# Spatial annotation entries

====

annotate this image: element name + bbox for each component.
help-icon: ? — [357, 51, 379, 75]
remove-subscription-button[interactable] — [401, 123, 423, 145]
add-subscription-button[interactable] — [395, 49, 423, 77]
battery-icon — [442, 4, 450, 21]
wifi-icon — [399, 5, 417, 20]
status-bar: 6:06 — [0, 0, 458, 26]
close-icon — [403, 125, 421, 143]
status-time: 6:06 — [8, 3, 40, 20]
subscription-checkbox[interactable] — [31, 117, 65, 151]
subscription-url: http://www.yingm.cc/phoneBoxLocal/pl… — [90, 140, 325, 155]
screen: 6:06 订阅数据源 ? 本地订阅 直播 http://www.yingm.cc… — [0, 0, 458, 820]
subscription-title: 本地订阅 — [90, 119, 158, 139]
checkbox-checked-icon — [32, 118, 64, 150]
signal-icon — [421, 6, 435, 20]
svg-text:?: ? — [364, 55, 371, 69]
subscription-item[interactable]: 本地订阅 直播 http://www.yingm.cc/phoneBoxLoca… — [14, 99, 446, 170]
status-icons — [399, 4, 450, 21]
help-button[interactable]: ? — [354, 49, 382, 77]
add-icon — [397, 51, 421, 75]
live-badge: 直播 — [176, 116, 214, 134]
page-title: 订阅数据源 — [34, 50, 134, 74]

====

# What you need to do
Turn every line of the listing into a numbered list, skipping any blank lines.

# Task answer
1. annotate this image: element name + bbox for each component.
2. help-icon: ? — [357, 51, 379, 75]
3. remove-subscription-button[interactable] — [401, 123, 423, 145]
4. add-subscription-button[interactable] — [395, 49, 423, 77]
5. battery-icon — [442, 4, 450, 21]
6. wifi-icon — [399, 5, 417, 20]
7. status-bar: 6:06 — [0, 0, 458, 26]
8. close-icon — [403, 125, 421, 143]
9. status-time: 6:06 — [8, 3, 40, 20]
10. subscription-checkbox[interactable] — [31, 117, 65, 151]
11. subscription-url: http://www.yingm.cc/phoneBoxLocal/pl… — [90, 140, 325, 155]
12. screen: 6:06 订阅数据源 ? 本地订阅 直播 http://www.yingm.cc… — [0, 0, 458, 820]
13. subscription-title: 本地订阅 — [90, 119, 158, 139]
14. checkbox-checked-icon — [32, 118, 64, 150]
15. signal-icon — [421, 6, 435, 20]
16. svg-text:?: ? — [364, 55, 371, 69]
17. subscription-item[interactable]: 本地订阅 直播 http://www.yingm.cc/phoneBoxLoca… — [14, 99, 446, 170]
18. status-icons — [399, 4, 450, 21]
19. help-button[interactable]: ? — [354, 49, 382, 77]
20. add-icon — [397, 51, 421, 75]
21. live-badge: 直播 — [176, 116, 214, 134]
22. page-title: 订阅数据源 — [34, 50, 134, 74]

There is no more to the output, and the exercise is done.